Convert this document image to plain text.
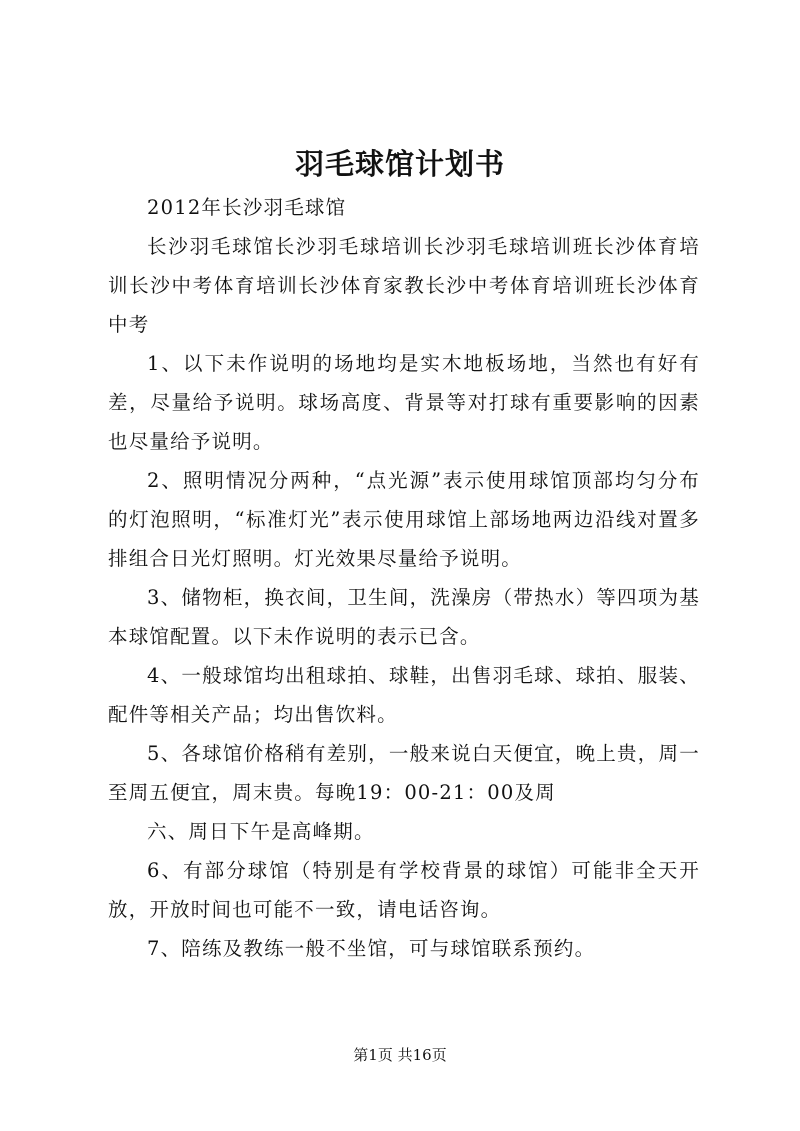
羽毛球馆计划书

2012年长沙羽毛球馆

长沙羽毛球馆长沙羽毛球培训长沙羽毛球培训班长沙体育培训长沙中考体育培训长沙体育家教长沙中考体育培训班长沙体育中考

1、以下未作说明的场地均是实木地板场地，当然也有好有差，尽量给予说明。球场高度、背景等对打球有重要影响的因素也尽量给予说明。

2、照明情况分两种，“点光源”表示使用球馆顶部均匀分布的灯泡照明，“标准灯光”表示使用球馆上部场地两边沿线对置多排组合日光灯照明。灯光效果尽量给予说明。

3、储物柜，换衣间，卫生间，洗澡房（带热水）等四项为基本球馆配置。以下未作说明的表示已含。

4、一般球馆均出租球拍、球鞋，出售羽毛球、球拍、服装、配件等相关产品；均出售饮料。

5、各球馆价格稍有差别，一般来说白天便宜，晚上贵，周一至周五便宜，周末贵。每晚19：00-21：00及周

六、周日下午是高峰期。

6、有部分球馆（特别是有学校背景的球馆）可能非全天开放，开放时间也可能不一致，请电话咨询。

7、陪练及教练一般不坐馆，可与球馆联系预约。

第1页 共16页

▶ _GIVEN REQUEST_
Quote the records in their entirety, keeping the wording exact and excluding pictures.

▶ _FINAL ANSWER_
Convert this document image to plain text.
羽毛球馆计划书

2012年长沙羽毛球馆

长沙羽毛球馆长沙羽毛球培训长沙羽毛球培训班长沙体育培训长沙中考体育培训长沙体育家教长沙中考体育培训班长沙体育中考

1、以下未作说明的场地均是实木地板场地，当然也有好有差，尽量给予说明。球场高度、背景等对打球有重要影响的因素也尽量给予说明。

2、照明情况分两种，“点光源”表示使用球馆顶部均匀分布的灯泡照明，“标准灯光”表示使用球馆上部场地两边沿线对置多排组合日光灯照明。灯光效果尽量给予说明。

3、储物柜，换衣间，卫生间，洗澡房（带热水）等四项为基本球馆配置。以下未作说明的表示已含。

4、一般球馆均出租球拍、球鞋，出售羽毛球、球拍、服装、配件等相关产品；均出售饮料。

5、各球馆价格稍有差别，一般来说白天便宜，晚上贵，周一至周五便宜，周末贵。每晚19：00-21：00及周

六、周日下午是高峰期。

6、有部分球馆（特别是有学校背景的球馆）可能非全天开放，开放时间也可能不一致，请电话咨询。

7、陪练及教练一般不坐馆，可与球馆联系预约。

第1页 共16页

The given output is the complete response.